> _What is asked_
Find the line that contains "Read out every word on this page." in the entries below. Output it and each later line exactly, and nothing else.

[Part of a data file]
══════

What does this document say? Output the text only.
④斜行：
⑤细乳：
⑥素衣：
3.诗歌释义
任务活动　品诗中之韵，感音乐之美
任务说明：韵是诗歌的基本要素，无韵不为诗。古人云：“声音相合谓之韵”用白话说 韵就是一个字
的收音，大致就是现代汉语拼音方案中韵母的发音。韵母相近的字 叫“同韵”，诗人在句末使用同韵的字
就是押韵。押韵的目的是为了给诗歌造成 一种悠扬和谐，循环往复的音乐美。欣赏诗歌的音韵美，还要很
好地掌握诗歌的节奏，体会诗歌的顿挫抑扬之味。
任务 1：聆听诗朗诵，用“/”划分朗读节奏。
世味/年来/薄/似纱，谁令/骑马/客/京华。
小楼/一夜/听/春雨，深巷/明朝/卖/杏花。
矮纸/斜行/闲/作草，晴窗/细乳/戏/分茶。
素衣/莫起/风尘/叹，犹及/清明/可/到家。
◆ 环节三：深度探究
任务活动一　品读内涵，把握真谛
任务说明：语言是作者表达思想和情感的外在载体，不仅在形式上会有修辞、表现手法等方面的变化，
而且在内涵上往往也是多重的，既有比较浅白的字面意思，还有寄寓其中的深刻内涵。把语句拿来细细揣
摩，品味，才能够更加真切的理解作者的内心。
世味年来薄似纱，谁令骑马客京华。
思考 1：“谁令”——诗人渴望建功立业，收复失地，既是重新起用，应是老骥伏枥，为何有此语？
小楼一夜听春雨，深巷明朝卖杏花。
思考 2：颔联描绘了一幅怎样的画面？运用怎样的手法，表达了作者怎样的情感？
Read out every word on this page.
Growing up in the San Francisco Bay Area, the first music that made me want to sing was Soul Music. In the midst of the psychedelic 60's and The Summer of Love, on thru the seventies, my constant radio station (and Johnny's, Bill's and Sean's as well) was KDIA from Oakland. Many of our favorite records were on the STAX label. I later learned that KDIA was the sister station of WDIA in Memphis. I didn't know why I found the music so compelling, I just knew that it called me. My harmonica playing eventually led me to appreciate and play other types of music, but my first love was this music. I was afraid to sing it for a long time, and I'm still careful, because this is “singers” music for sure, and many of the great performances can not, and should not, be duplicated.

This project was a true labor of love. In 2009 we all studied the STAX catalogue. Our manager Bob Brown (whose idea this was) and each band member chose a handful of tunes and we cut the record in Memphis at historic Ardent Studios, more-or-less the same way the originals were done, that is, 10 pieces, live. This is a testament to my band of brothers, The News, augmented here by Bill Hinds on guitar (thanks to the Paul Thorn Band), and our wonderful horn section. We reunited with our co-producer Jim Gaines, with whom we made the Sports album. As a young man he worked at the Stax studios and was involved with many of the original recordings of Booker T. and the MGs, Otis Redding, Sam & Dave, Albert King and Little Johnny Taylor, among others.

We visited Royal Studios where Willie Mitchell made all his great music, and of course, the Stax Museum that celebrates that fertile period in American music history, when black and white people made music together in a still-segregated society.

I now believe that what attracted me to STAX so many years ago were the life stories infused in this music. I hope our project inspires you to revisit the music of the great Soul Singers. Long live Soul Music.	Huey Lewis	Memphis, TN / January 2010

══════

> _Exercise result_
Read out every word on this page.
Growing up in the San Francisco Bay Area, the first music that made me want to sing was Soul Music. In the midst of the psychedelic 60's and The Summer of Love, on thru the seventies, my constant radio station (and Johnny's, Bill's and Sean's as well) was KDIA from Oakland. Many of our favorite records were on the STAX label. I later learned that KDIA was the sister station of WDIA in Memphis. I didn't know why I found the music so compelling, I just knew that it called me. My harmonica playing eventually led me to appreciate and play other types of music, but my first love was this music. I was afraid to sing it for a long time, and I'm still careful, because this is “singers” music for sure, and many of the great performances can not, and should not, be duplicated.

This project was a true labor of love. In 2009 we all studied the STAX catalogue. Our manager Bob Brown (whose idea this was) and each band member chose a handful of tunes and we cut the record in Memphis at historic Ardent Studios, more-or-less the same way the originals were done, that is, 10 pieces, live. This is a testament to my band of brothers, The News, augmented here by Bill Hinds on guitar (thanks to the Paul Thorn Band), and our wonderful horn section. We reunited with our co-producer Jim Gaines, with whom we made the Sports album. As a young man he worked at the Stax studios and was involved with many of the original recordings of Booker T. and the MGs, Otis Redding, Sam & Dave, Albert King and Little Johnny Taylor, among others.

We visited Royal Studios where Willie Mitchell made all his great music, and of course, the Stax Museum that celebrates that fertile period in American music history, when black and white people made music together in a still-segregated society.

I now believe that what attracted me to STAX so many years ago were the life stories infused in this music. I hope our project inspires you to revisit the music of the great Soul Singers. Long live Soul Music.	Huey Lewis	Memphis, TN / January 2010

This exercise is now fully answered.